**DESCRIPTION OF THE TASK:**
Repeat the records word for word, excluding any picture.

**DATA PROVIDED:**
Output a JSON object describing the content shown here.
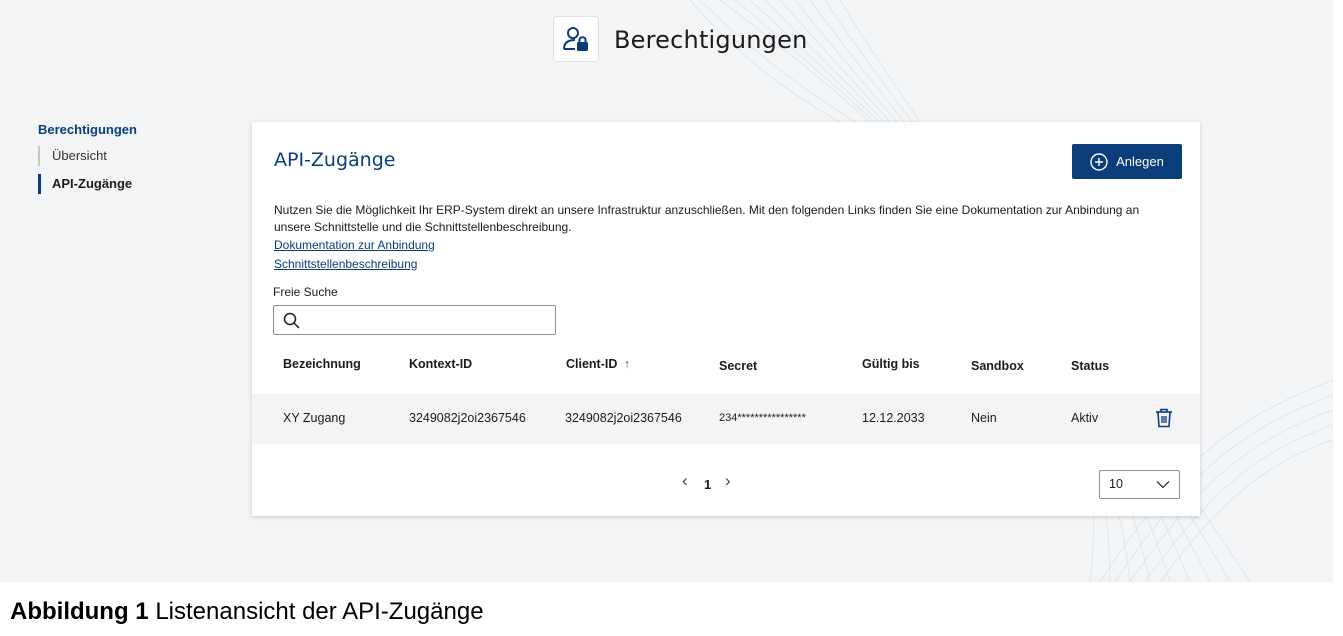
{
  "header": {
    "title": "Berechtigungen",
    "icon": "user-lock-icon"
  },
  "sidebar": {
    "heading": "Berechtigungen",
    "items": [
      {
        "label": "Übersicht",
        "active": false
      },
      {
        "label": "API-Zugänge",
        "active": true
      }
    ]
  },
  "card": {
    "title": "API-Zugänge",
    "create_button_label": "Anlegen",
    "create_button_icon": "plus-circle-icon",
    "intro_text": "Nutzen Sie die Möglichkeit Ihr ERP-System direkt an unsere Infrastruktur anzuschließen. Mit den folgenden Links finden Sie eine Dokumentation zur Anbindung an unsere Schnittstelle und die Schnittstellenbeschreibung.",
    "links": [
      "Dokumentation zur Anbindung",
      "Schnittstellenbeschreibung"
    ]
  },
  "search": {
    "label": "Freie Suche",
    "value": "",
    "placeholder": ""
  },
  "table": {
    "columns": [
      "Bezeichnung",
      "Kontext-ID",
      "Client-ID",
      "Secret",
      "Gültig bis",
      "Sandbox",
      "Status"
    ],
    "sort_column": "Client-ID",
    "sort_direction": "ascending",
    "sort_indicator": "↑",
    "rows": [
      {
        "bezeichnung": "XY Zugang",
        "kontext_id": "3249082j2oi2367546",
        "client_id": "3249082j2oi2367546",
        "secret": "234****************",
        "gueltig_bis": "12.12.2033",
        "sandbox": "Nein",
        "status": "Aktiv"
      }
    ]
  },
  "pagination": {
    "prev": "‹",
    "current_page": "1",
    "next": "›",
    "page_size": "10"
  },
  "caption": {
    "label": "Abbildung 1",
    "text": "Listenansicht der API-Zugänge"
  },
  "colors": {
    "primary": "#0a3d7a",
    "background": "#f3f4f6",
    "row_background": "#f3f4f6"
  }
}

**SOLVED EXERCISE:**
Output a JSON object describing the content shown here.
{
  "header": {
    "title": "Berechtigungen",
    "icon": "user-lock-icon"
  },
  "sidebar": {
    "heading": "Berechtigungen",
    "items": [
      {
        "label": "Übersicht",
        "active": false
      },
      {
        "label": "API-Zugänge",
        "active": true
      }
    ]
  },
  "card": {
    "title": "API-Zugänge",
    "create_button_label": "Anlegen",
    "create_button_icon": "plus-circle-icon",
    "intro_text": "Nutzen Sie die Möglichkeit Ihr ERP-System direkt an unsere Infrastruktur anzuschließen. Mit den folgenden Links finden Sie eine Dokumentation zur Anbindung an unsere Schnittstelle und die Schnittstellenbeschreibung.",
    "links": [
      "Dokumentation zur Anbindung",
      "Schnittstellenbeschreibung"
    ]
  },
  "search": {
    "label": "Freie Suche",
    "value": "",
    "placeholder": ""
  },
  "table": {
    "columns": [
      "Bezeichnung",
      "Kontext-ID",
      "Client-ID",
      "Secret",
      "Gültig bis",
      "Sandbox",
      "Status"
    ],
    "sort_column": "Client-ID",
    "sort_direction": "ascending",
    "sort_indicator": "↑",
    "rows": [
      {
        "bezeichnung": "XY Zugang",
        "kontext_id": "3249082j2oi2367546",
        "client_id": "3249082j2oi2367546",
        "secret": "234****************",
        "gueltig_bis": "12.12.2033",
        "sandbox": "Nein",
        "status": "Aktiv"
      }
    ]
  },
  "pagination": {
    "prev": "‹",
    "current_page": "1",
    "next": "›",
    "page_size": "10"
  },
  "caption": {
    "label": "Abbildung 1",
    "text": "Listenansicht der API-Zugänge"
  },
  "colors": {
    "primary": "#0a3d7a",
    "background": "#f3f4f6",
    "row_background": "#f3f4f6"
  }
}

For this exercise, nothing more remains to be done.